=== Records shown ===

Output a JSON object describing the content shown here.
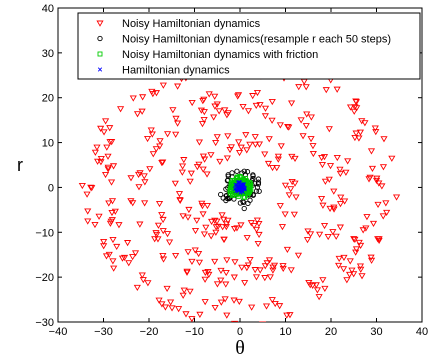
{
  "chart_data": {
    "type": "scatter",
    "xlabel": "θ",
    "ylabel": "r",
    "xlim": [
      -40,
      40
    ],
    "ylim": [
      -30,
      40
    ],
    "xticks": [
      "−40",
      "−30",
      "−20",
      "−10",
      "0",
      "10",
      "20",
      "30",
      "40"
    ],
    "yticks": [
      "40",
      "30",
      "20",
      "10",
      "0",
      "−10",
      "−20",
      "−30"
    ],
    "grid": false,
    "legend_position": "top-right",
    "series": [
      {
        "name": "Noisy Hamiltonian dynamics",
        "marker": "triangle-down",
        "color": "#ff0000",
        "description_rings": [
          {
            "radius": 10,
            "n": 90
          },
          {
            "radius": 19,
            "n": 150
          },
          {
            "radius": 28,
            "n": 190
          }
        ]
      },
      {
        "name": "Noisy Hamiltonian dynamics(resample r each 50 steps)",
        "marker": "circle",
        "color": "#000000",
        "radius": 3.5,
        "n": 60
      },
      {
        "name": "Noisy Hamiltonian dynamics with friction",
        "marker": "square",
        "color": "#00cc00",
        "radius": 2.5,
        "n": 120
      },
      {
        "name": "Hamiltonian dynamics",
        "marker": "x",
        "color": "#0000ff",
        "radius": 1.2,
        "n": 40
      }
    ]
  }
}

===

Exercise description -> Print the complete listing exactly, apart from any pictures.

Result ->
Output a JSON object describing the content shown here.
{
  "chart_data": {
    "type": "scatter",
    "xlabel": "θ",
    "ylabel": "r",
    "xlim": [
      -40,
      40
    ],
    "ylim": [
      -30,
      40
    ],
    "xticks": [
      "−40",
      "−30",
      "−20",
      "−10",
      "0",
      "10",
      "20",
      "30",
      "40"
    ],
    "yticks": [
      "40",
      "30",
      "20",
      "10",
      "0",
      "−10",
      "−20",
      "−30"
    ],
    "grid": false,
    "legend_position": "top-right",
    "series": [
      {
        "name": "Noisy Hamiltonian dynamics",
        "marker": "triangle-down",
        "color": "#ff0000",
        "description_rings": [
          {
            "radius": 10,
            "n": 90
          },
          {
            "radius": 19,
            "n": 150
          },
          {
            "radius": 28,
            "n": 190
          }
        ]
      },
      {
        "name": "Noisy Hamiltonian dynamics(resample r each 50 steps)",
        "marker": "circle",
        "color": "#000000",
        "radius": 3.5,
        "n": 60
      },
      {
        "name": "Noisy Hamiltonian dynamics with friction",
        "marker": "square",
        "color": "#00cc00",
        "radius": 2.5,
        "n": 120
      },
      {
        "name": "Hamiltonian dynamics",
        "marker": "x",
        "color": "#0000ff",
        "radius": 1.2,
        "n": 40
      }
    ]
  }
}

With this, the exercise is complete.